*** Given entries ***

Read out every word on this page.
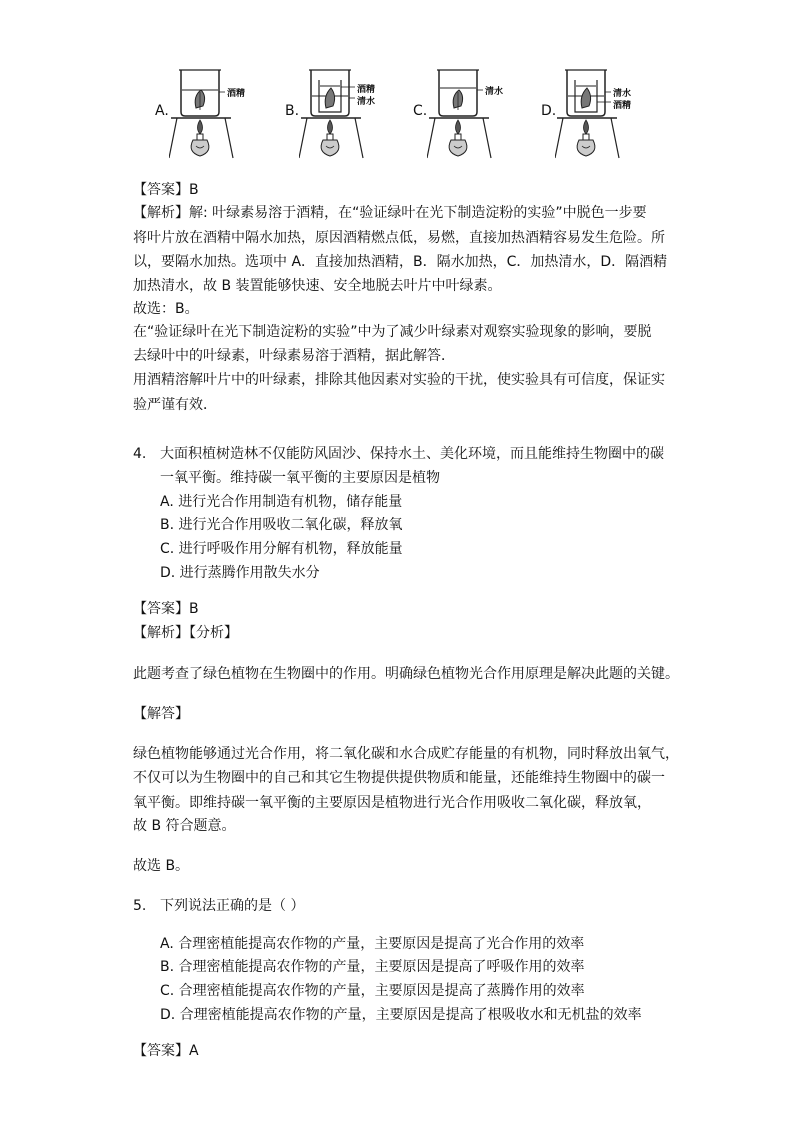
A.
酒精
B.
酒精
清水
C.
清水
D.
清水
酒精
【答案】B
【解析】解: 叶绿素易溶于酒精，在“验证绿叶在光下制造淀粉的实验”中脱色一步要
将叶片放在酒精中隔水加热，原因酒精燃点低，易燃，直接加热酒精容易发生危险。所
以，要隔水加热。选项中 A．直接加热酒精，B．隔水加热，C．加热清水，D．隔酒精
加热清水，故 B 装置能够快速、安全地脱去叶片中叶绿素。
故选：B。
在“验证绿叶在光下制造淀粉的实验”中为了减少叶绿素对观察实验现象的影响，要脱
去绿叶中的叶绿素，叶绿素易溶于酒精，据此解答．
用酒精溶解叶片中的叶绿素，排除其他因素对实验的干扰，使实验具有可信度，保证实
验严谨有效．
4. 大面积植树造林不仅能防风固沙、保持水土、美化环境，而且能维持生物圈中的碳
一氧平衡。维持碳一氧平衡的主要原因是植物
A. 进行光合作用制造有机物，储存能量
B. 进行光合作用吸收二氧化碳，释放氧
C. 进行呼吸作用分解有机物，释放能量
D. 进行蒸腾作用散失水分
【答案】B
【解析】【分析】
此题考查了绿色植物在生物圈中的作用。明确绿色植物光合作用原理是解决此题的关键。
【解答】
绿色植物能够通过光合作用，将二氧化碳和水合成贮存能量的有机物，同时释放出氧气，
不仅可以为生物圈中的自己和其它生物提供提供物质和能量，还能维持生物圈中的碳一
氧平衡。即维持碳一氧平衡的主要原因是植物进行光合作用吸收二氧化碳，释放氧，
故 B 符合题意。
故选 B。
5. 下列说法正确的是（ ）
A. 合理密植能提高农作物的产量，主要原因是提高了光合作用的效率
B. 合理密植能提高农作物的产量，主要原因是提高了呼吸作用的效率
C. 合理密植能提高农作物的产量，主要原因是提高了蒸腾作用的效率
D. 合理密植能提高农作物的产量，主要原因是提高了根吸收水和无机盐的效率
【答案】A
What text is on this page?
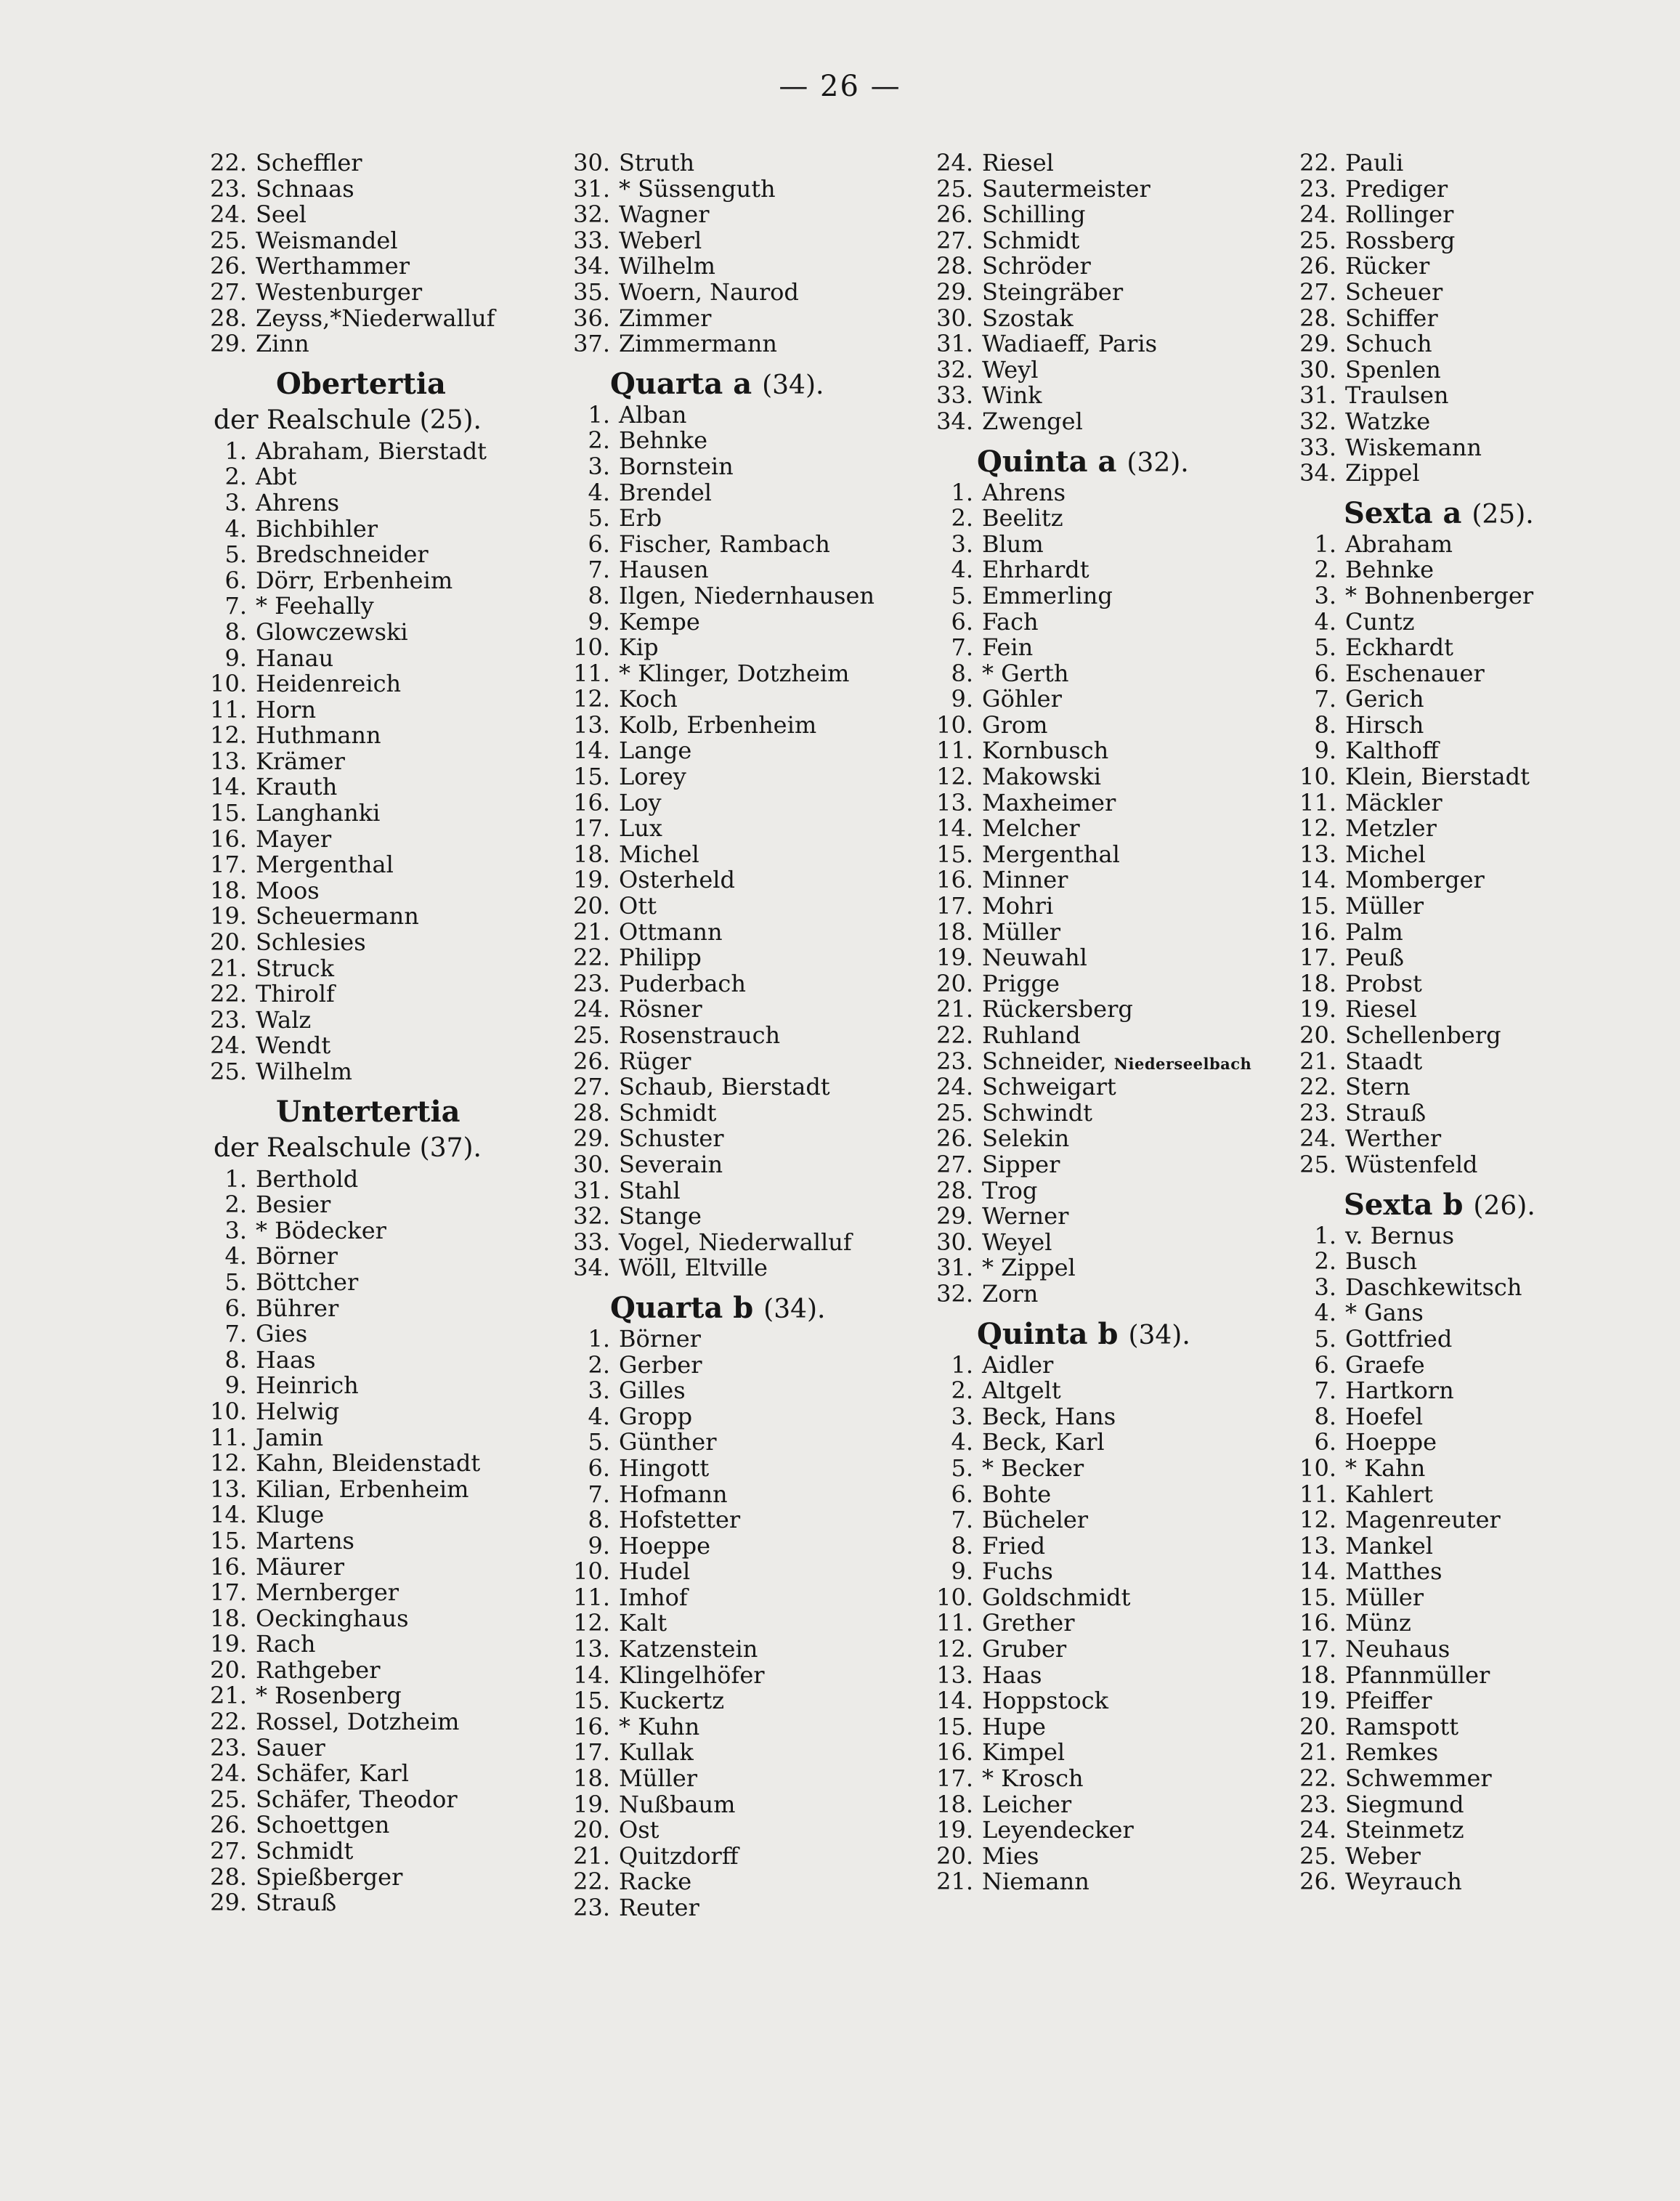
— 26 —
22. Scheffler
23. Schnaas
24. Seel
25. Weismandel
26. Werthammer
27. Westenburger
28. Zeyss,*Niederwalluf
29. Zinn
Obertertia
der Realschule (25).
1. Abraham, Bierstadt
2. Abt
3. Ahrens
4. Bichbihler
5. Bredschneider
6. Dörr, Erbenheim
7. * Feehally
8. Glowczewski
9. Hanau
10. Heidenreich
11. Horn
12. Huthmann
13. Krämer
14. Krauth
15. Langhanki
16. Mayer
17. Mergenthal
18. Moos
19. Scheuermann
20. Schlesies
21. Struck
22. Thirolf
23. Walz
24. Wendt
25. Wilhelm
Untertertia
der Realschule (37).
1. Berthold
2. Besier
3. * Bödecker
4. Börner
5. Böttcher
6. Bührer
7. Gies
8. Haas
9. Heinrich
10. Helwig
11. Jamin
12. Kahn, Bleidenstadt
13. Kilian, Erbenheim
14. Kluge
15. Martens
16. Mäurer
17. Mernberger
18. Oeckinghaus
19. Rach
20. Rathgeber
21. * Rosenberg
22. Rossel, Dotzheim
23. Sauer
24. Schäfer, Karl
25. Schäfer, Theodor
26. Schoettgen
27. Schmidt
28. Spießberger
29. Strauß
30. Struth
31. * Süssenguth
32. Wagner
33. Weberl
34. Wilhelm
35. Woern, Naurod
36. Zimmer
37. Zimmermann
Quarta a (34).
1. Alban
2. Behnke
3. Bornstein
4. Brendel
5. Erb
6. Fischer, Rambach
7. Hausen
8. Ilgen, Niedernhausen
9. Kempe
10. Kip
11. * Klinger, Dotzheim
12. Koch
13. Kolb, Erbenheim
14. Lange
15. Lorey
16. Loy
17. Lux
18. Michel
19. Osterheld
20. Ott
21. Ottmann
22. Philipp
23. Puderbach
24. Rösner
25. Rosenstrauch
26. Rüger
27. Schaub, Bierstadt
28. Schmidt
29. Schuster
30. Severain
31. Stahl
32. Stange
33. Vogel, Niederwalluf
34. Wöll, Eltville
Quarta b (34).
1. Börner
2. Gerber
3. Gilles
4. Gropp
5. Günther
6. Hingott
7. Hofmann
8. Hofstetter
9. Hoeppe
10. Hudel
11. Imhof
12. Kalt
13. Katzenstein
14. Klingelhöfer
15. Kuckertz
16. * Kuhn
17. Kullak
18. Müller
19. Nußbaum
20. Ost
21. Quitzdorff
22. Racke
23. Reuter
24. Riesel
25. Sautermeister
26. Schilling
27. Schmidt
28. Schröder
29. Steingräber
30. Szostak
31. Wadiaeff, Paris
32. Weyl
33. Wink
34. Zwengel
Quinta a (32).
1. Ahrens
2. Beelitz
3. Blum
4. Ehrhardt
5. Emmerling
6. Fach
7. Fein
8. * Gerth
9. Göhler
10. Grom
11. Kornbusch
12. Makowski
13. Maxheimer
14. Melcher
15. Mergenthal
16. Minner
17. Mohri
18. Müller
19. Neuwahl
20. Prigge
21. Rückersberg
22. Ruhland
23. Schneider, Niederseelbach
24. Schweigart
25. Schwindt
26. Selekin
27. Sipper
28. Trog
29. Werner
30. Weyel
31. * Zippel
32. Zorn
Quinta b (34).
1. Aidler
2. Altgelt
3. Beck, Hans
4. Beck, Karl
5. * Becker
6. Bohte
7. Bücheler
8. Fried
9. Fuchs
10. Goldschmidt
11. Grether
12. Gruber
13. Haas
14. Hoppstock
15. Hupe
16. Kimpel
17. * Krosch
18. Leicher
19. Leyendecker
20. Mies
21. Niemann
22. Pauli
23. Prediger
24. Rollinger
25. Rossberg
26. Rücker
27. Scheuer
28. Schiffer
29. Schuch
30. Spenlen
31. Traulsen
32. Watzke
33. Wiskemann
34. Zippel
Sexta a (25).
1. Abraham
2. Behnke
3. * Bohnenberger
4. Cuntz
5. Eckhardt
6. Eschenauer
7. Gerich
8. Hirsch
9. Kalthoff
10. Klein, Bierstadt
11. Mäckler
12. Metzler
13. Michel
14. Momberger
15. Müller
16. Palm
17. Peuß
18. Probst
19. Riesel
20. Schellenberg
21. Staadt
22. Stern
23. Strauß
24. Werther
25. Wüstenfeld
Sexta b (26).
1. v. Bernus
2. Busch
3. Daschkewitsch
4. * Gans
5. Gottfried
6. Graefe
7. Hartkorn
8. Hoefel
6. Hoeppe
10. * Kahn
11. Kahlert
12. Magenreuter
13. Mankel
14. Matthes
15. Müller
16. Münz
17. Neuhaus
18. Pfannmüller
19. Pfeiffer
20. Ramspott
21. Remkes
22. Schwemmer
23. Siegmund
24. Steinmetz
25. Weber
26. Weyrauch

***

■ **Problem requirements**
Check each line of the records above for "Realschule", and copy those that have it.

■ **Answer for this exercise**
der Realschule (25).
der Realschule (37).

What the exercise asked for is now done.